▶ **JOB**:
Retype the whole listing below, character for character.

== INFORMATION PROVIDED

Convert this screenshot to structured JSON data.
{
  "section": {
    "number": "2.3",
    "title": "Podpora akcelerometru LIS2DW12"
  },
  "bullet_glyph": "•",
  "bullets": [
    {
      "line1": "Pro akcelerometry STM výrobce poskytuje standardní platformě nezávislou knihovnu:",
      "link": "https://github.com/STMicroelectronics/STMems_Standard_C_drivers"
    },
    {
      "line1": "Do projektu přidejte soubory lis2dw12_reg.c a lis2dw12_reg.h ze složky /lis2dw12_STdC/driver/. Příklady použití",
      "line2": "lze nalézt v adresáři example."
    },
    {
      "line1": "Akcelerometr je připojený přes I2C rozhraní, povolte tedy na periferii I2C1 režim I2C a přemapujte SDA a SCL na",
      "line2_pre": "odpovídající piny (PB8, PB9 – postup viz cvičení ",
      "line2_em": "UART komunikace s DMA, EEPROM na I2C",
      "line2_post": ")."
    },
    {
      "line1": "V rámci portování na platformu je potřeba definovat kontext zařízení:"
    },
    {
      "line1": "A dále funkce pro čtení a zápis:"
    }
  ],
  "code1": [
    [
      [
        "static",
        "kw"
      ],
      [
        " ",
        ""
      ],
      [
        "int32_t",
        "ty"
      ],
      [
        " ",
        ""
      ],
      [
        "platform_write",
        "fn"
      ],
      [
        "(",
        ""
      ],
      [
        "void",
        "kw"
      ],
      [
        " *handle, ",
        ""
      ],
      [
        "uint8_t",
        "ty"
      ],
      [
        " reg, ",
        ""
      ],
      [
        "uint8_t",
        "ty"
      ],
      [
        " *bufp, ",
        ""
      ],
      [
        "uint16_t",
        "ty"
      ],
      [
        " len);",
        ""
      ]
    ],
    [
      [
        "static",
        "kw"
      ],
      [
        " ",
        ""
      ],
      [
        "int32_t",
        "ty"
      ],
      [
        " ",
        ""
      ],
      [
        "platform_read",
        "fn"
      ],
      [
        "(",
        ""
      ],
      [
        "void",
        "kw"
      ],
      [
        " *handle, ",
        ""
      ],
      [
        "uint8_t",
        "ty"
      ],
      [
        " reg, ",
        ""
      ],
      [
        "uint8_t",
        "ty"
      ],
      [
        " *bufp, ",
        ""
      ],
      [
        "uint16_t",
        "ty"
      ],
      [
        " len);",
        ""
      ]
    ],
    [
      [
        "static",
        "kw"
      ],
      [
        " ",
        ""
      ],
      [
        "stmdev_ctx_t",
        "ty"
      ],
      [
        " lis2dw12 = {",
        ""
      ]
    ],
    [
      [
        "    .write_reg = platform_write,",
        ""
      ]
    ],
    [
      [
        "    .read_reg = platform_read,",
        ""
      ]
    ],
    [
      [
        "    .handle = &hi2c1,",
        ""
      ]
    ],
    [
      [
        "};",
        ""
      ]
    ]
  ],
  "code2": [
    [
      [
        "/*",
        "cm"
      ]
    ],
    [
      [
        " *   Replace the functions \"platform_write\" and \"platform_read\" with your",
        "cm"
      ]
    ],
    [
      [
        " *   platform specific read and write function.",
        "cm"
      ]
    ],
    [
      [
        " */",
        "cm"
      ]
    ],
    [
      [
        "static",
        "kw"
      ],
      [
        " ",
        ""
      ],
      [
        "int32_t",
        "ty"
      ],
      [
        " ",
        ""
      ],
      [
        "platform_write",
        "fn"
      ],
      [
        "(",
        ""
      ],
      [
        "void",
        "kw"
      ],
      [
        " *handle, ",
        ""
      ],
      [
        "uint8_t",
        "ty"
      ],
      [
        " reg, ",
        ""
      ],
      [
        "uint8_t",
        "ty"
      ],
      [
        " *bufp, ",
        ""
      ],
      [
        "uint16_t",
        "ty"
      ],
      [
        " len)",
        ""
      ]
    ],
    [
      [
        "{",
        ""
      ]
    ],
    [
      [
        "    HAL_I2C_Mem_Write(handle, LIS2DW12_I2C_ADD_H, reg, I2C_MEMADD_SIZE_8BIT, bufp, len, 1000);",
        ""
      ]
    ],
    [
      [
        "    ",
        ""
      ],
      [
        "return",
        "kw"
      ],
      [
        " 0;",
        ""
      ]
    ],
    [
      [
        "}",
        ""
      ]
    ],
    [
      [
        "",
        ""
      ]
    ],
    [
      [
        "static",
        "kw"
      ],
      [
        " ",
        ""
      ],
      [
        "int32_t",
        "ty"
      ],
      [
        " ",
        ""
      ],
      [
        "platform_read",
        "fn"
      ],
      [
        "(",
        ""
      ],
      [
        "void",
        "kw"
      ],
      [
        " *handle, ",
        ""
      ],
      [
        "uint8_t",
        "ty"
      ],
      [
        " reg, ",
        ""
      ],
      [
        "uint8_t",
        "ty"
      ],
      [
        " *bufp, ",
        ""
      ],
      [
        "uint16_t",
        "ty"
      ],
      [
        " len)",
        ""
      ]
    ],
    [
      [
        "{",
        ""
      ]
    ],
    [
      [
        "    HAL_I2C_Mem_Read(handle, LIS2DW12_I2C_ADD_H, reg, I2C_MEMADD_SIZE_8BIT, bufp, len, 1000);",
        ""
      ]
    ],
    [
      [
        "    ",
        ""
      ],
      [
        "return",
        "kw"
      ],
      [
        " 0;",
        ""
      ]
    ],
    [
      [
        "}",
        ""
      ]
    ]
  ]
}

====

▶ **EXERCISE RESPONSE**:
Convert this screenshot to structured JSON data.
{
  "section": {
    "number": "2.3",
    "title": "Podpora akcelerometru LIS2DW12"
  },
  "bullet_glyph": "•",
  "bullets": [
    {
      "line1": "Pro akcelerometry STM výrobce poskytuje standardní platformě nezávislou knihovnu:",
      "link": "https://github.com/STMicroelectronics/STMems_Standard_C_drivers"
    },
    {
      "line1": "Do projektu přidejte soubory lis2dw12_reg.c a lis2dw12_reg.h ze složky /lis2dw12_STdC/driver/. Příklady použití",
      "line2": "lze nalézt v adresáři example."
    },
    {
      "line1": "Akcelerometr je připojený přes I2C rozhraní, povolte tedy na periferii I2C1 režim I2C a přemapujte SDA a SCL na",
      "line2_pre": "odpovídající piny (PB8, PB9 – postup viz cvičení ",
      "line2_em": "UART komunikace s DMA, EEPROM na I2C",
      "line2_post": ")."
    },
    {
      "line1": "V rámci portování na platformu je potřeba definovat kontext zařízení:"
    },
    {
      "line1": "A dále funkce pro čtení a zápis:"
    }
  ],
  "code1": [
    [
      [
        "static",
        "kw"
      ],
      [
        " ",
        ""
      ],
      [
        "int32_t",
        "ty"
      ],
      [
        " ",
        ""
      ],
      [
        "platform_write",
        "fn"
      ],
      [
        "(",
        ""
      ],
      [
        "void",
        "kw"
      ],
      [
        " *handle, ",
        ""
      ],
      [
        "uint8_t",
        "ty"
      ],
      [
        " reg, ",
        ""
      ],
      [
        "uint8_t",
        "ty"
      ],
      [
        " *bufp, ",
        ""
      ],
      [
        "uint16_t",
        "ty"
      ],
      [
        " len);",
        ""
      ]
    ],
    [
      [
        "static",
        "kw"
      ],
      [
        " ",
        ""
      ],
      [
        "int32_t",
        "ty"
      ],
      [
        " ",
        ""
      ],
      [
        "platform_read",
        "fn"
      ],
      [
        "(",
        ""
      ],
      [
        "void",
        "kw"
      ],
      [
        " *handle, ",
        ""
      ],
      [
        "uint8_t",
        "ty"
      ],
      [
        " reg, ",
        ""
      ],
      [
        "uint8_t",
        "ty"
      ],
      [
        " *bufp, ",
        ""
      ],
      [
        "uint16_t",
        "ty"
      ],
      [
        " len);",
        ""
      ]
    ],
    [
      [
        "static",
        "kw"
      ],
      [
        " ",
        ""
      ],
      [
        "stmdev_ctx_t",
        "ty"
      ],
      [
        " lis2dw12 = {",
        ""
      ]
    ],
    [
      [
        "    .write_reg = platform_write,",
        ""
      ]
    ],
    [
      [
        "    .read_reg = platform_read,",
        ""
      ]
    ],
    [
      [
        "    .handle = &hi2c1,",
        ""
      ]
    ],
    [
      [
        "};",
        ""
      ]
    ]
  ],
  "code2": [
    [
      [
        "/*",
        "cm"
      ]
    ],
    [
      [
        " *   Replace the functions \"platform_write\" and \"platform_read\" with your",
        "cm"
      ]
    ],
    [
      [
        " *   platform specific read and write function.",
        "cm"
      ]
    ],
    [
      [
        " */",
        "cm"
      ]
    ],
    [
      [
        "static",
        "kw"
      ],
      [
        " ",
        ""
      ],
      [
        "int32_t",
        "ty"
      ],
      [
        " ",
        ""
      ],
      [
        "platform_write",
        "fn"
      ],
      [
        "(",
        ""
      ],
      [
        "void",
        "kw"
      ],
      [
        " *handle, ",
        ""
      ],
      [
        "uint8_t",
        "ty"
      ],
      [
        " reg, ",
        ""
      ],
      [
        "uint8_t",
        "ty"
      ],
      [
        " *bufp, ",
        ""
      ],
      [
        "uint16_t",
        "ty"
      ],
      [
        " len)",
        ""
      ]
    ],
    [
      [
        "{",
        ""
      ]
    ],
    [
      [
        "    HAL_I2C_Mem_Write(handle, LIS2DW12_I2C_ADD_H, reg, I2C_MEMADD_SIZE_8BIT, bufp, len, 1000);",
        ""
      ]
    ],
    [
      [
        "    ",
        ""
      ],
      [
        "return",
        "kw"
      ],
      [
        " 0;",
        ""
      ]
    ],
    [
      [
        "}",
        ""
      ]
    ],
    [
      [
        "",
        ""
      ]
    ],
    [
      [
        "static",
        "kw"
      ],
      [
        " ",
        ""
      ],
      [
        "int32_t",
        "ty"
      ],
      [
        " ",
        ""
      ],
      [
        "platform_read",
        "fn"
      ],
      [
        "(",
        ""
      ],
      [
        "void",
        "kw"
      ],
      [
        " *handle, ",
        ""
      ],
      [
        "uint8_t",
        "ty"
      ],
      [
        " reg, ",
        ""
      ],
      [
        "uint8_t",
        "ty"
      ],
      [
        " *bufp, ",
        ""
      ],
      [
        "uint16_t",
        "ty"
      ],
      [
        " len)",
        ""
      ]
    ],
    [
      [
        "{",
        ""
      ]
    ],
    [
      [
        "    HAL_I2C_Mem_Read(handle, LIS2DW12_I2C_ADD_H, reg, I2C_MEMADD_SIZE_8BIT, bufp, len, 1000);",
        ""
      ]
    ],
    [
      [
        "    ",
        ""
      ],
      [
        "return",
        "kw"
      ],
      [
        " 0;",
        ""
      ]
    ],
    [
      [
        "}",
        ""
      ]
    ]
  ]
}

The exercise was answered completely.